▸ Your objective
The data below is to be returned in full and exactly.

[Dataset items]

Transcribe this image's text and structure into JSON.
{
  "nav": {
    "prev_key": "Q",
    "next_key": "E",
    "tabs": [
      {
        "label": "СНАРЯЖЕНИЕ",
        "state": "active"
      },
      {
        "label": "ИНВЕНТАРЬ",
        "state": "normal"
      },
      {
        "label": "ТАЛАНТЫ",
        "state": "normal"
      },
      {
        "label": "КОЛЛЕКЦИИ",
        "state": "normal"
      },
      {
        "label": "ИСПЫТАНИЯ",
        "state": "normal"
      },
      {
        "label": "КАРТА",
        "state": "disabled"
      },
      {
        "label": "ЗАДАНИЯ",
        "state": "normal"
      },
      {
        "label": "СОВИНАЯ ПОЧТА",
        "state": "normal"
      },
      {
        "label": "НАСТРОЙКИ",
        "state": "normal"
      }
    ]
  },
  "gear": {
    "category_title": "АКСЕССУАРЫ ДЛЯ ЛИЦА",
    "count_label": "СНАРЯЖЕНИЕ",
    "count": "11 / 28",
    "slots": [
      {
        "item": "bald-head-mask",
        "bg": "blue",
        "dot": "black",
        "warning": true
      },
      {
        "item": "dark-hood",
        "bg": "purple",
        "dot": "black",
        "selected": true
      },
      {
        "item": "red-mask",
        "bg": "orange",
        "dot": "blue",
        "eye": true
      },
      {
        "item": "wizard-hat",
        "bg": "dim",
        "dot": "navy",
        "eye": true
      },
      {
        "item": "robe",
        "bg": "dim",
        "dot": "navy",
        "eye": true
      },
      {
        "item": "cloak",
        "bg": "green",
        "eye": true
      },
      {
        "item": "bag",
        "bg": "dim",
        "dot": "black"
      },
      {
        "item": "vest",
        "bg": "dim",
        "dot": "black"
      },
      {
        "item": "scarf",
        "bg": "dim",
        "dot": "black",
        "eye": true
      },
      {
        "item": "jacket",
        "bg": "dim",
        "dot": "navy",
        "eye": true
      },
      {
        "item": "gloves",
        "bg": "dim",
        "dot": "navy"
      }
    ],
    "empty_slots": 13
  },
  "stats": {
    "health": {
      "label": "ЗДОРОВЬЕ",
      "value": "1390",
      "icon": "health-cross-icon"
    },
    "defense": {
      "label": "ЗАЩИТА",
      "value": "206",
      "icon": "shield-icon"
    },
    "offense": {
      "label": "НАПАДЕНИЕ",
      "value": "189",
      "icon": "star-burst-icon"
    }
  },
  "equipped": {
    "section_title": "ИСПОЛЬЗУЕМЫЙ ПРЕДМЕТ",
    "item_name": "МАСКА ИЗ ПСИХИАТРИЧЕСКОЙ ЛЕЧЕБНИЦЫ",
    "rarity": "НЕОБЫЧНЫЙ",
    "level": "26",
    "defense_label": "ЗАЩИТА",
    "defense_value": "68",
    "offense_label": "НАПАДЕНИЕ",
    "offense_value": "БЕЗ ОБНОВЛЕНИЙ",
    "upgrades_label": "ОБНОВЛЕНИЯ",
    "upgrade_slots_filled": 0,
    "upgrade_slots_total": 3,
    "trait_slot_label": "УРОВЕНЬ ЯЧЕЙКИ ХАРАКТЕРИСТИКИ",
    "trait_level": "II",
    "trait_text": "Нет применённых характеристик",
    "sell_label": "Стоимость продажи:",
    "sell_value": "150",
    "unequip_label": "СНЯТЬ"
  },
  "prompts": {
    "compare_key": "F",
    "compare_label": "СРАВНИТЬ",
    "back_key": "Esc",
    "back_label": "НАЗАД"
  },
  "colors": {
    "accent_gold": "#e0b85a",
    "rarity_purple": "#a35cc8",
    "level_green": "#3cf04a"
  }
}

▸ Answer in full
Transcribe this image's text and structure into JSON.
{
  "nav": {
    "prev_key": "Q",
    "next_key": "E",
    "tabs": [
      {
        "label": "СНАРЯЖЕНИЕ",
        "state": "active"
      },
      {
        "label": "ИНВЕНТАРЬ",
        "state": "normal"
      },
      {
        "label": "ТАЛАНТЫ",
        "state": "normal"
      },
      {
        "label": "КОЛЛЕКЦИИ",
        "state": "normal"
      },
      {
        "label": "ИСПЫТАНИЯ",
        "state": "normal"
      },
      {
        "label": "КАРТА",
        "state": "disabled"
      },
      {
        "label": "ЗАДАНИЯ",
        "state": "normal"
      },
      {
        "label": "СОВИНАЯ ПОЧТА",
        "state": "normal"
      },
      {
        "label": "НАСТРОЙКИ",
        "state": "normal"
      }
    ]
  },
  "gear": {
    "category_title": "АКСЕССУАРЫ ДЛЯ ЛИЦА",
    "count_label": "СНАРЯЖЕНИЕ",
    "count": "11 / 28",
    "slots": [
      {
        "item": "bald-head-mask",
        "bg": "blue",
        "dot": "black",
        "warning": true
      },
      {
        "item": "dark-hood",
        "bg": "purple",
        "dot": "black",
        "selected": true
      },
      {
        "item": "red-mask",
        "bg": "orange",
        "dot": "blue",
        "eye": true
      },
      {
        "item": "wizard-hat",
        "bg": "dim",
        "dot": "navy",
        "eye": true
      },
      {
        "item": "robe",
        "bg": "dim",
        "dot": "navy",
        "eye": true
      },
      {
        "item": "cloak",
        "bg": "green",
        "eye": true
      },
      {
        "item": "bag",
        "bg": "dim",
        "dot": "black"
      },
      {
        "item": "vest",
        "bg": "dim",
        "dot": "black"
      },
      {
        "item": "scarf",
        "bg": "dim",
        "dot": "black",
        "eye": true
      },
      {
        "item": "jacket",
        "bg": "dim",
        "dot": "navy",
        "eye": true
      },
      {
        "item": "gloves",
        "bg": "dim",
        "dot": "navy"
      }
    ],
    "empty_slots": 13
  },
  "stats": {
    "health": {
      "label": "ЗДОРОВЬЕ",
      "value": "1390",
      "icon": "health-cross-icon"
    },
    "defense": {
      "label": "ЗАЩИТА",
      "value": "206",
      "icon": "shield-icon"
    },
    "offense": {
      "label": "НАПАДЕНИЕ",
      "value": "189",
      "icon": "star-burst-icon"
    }
  },
  "equipped": {
    "section_title": "ИСПОЛЬЗУЕМЫЙ ПРЕДМЕТ",
    "item_name": "МАСКА ИЗ ПСИХИАТРИЧЕСКОЙ ЛЕЧЕБНИЦЫ",
    "rarity": "НЕОБЫЧНЫЙ",
    "level": "26",
    "defense_label": "ЗАЩИТА",
    "defense_value": "68",
    "offense_label": "НАПАДЕНИЕ",
    "offense_value": "БЕЗ ОБНОВЛЕНИЙ",
    "upgrades_label": "ОБНОВЛЕНИЯ",
    "upgrade_slots_filled": 0,
    "upgrade_slots_total": 3,
    "trait_slot_label": "УРОВЕНЬ ЯЧЕЙКИ ХАРАКТЕРИСТИКИ",
    "trait_level": "II",
    "trait_text": "Нет применённых характеристик",
    "sell_label": "Стоимость продажи:",
    "sell_value": "150",
    "unequip_label": "СНЯТЬ"
  },
  "prompts": {
    "compare_key": "F",
    "compare_label": "СРАВНИТЬ",
    "back_key": "Esc",
    "back_label": "НАЗАД"
  },
  "colors": {
    "accent_gold": "#e0b85a",
    "rarity_purple": "#a35cc8",
    "level_green": "#3cf04a"
  }
}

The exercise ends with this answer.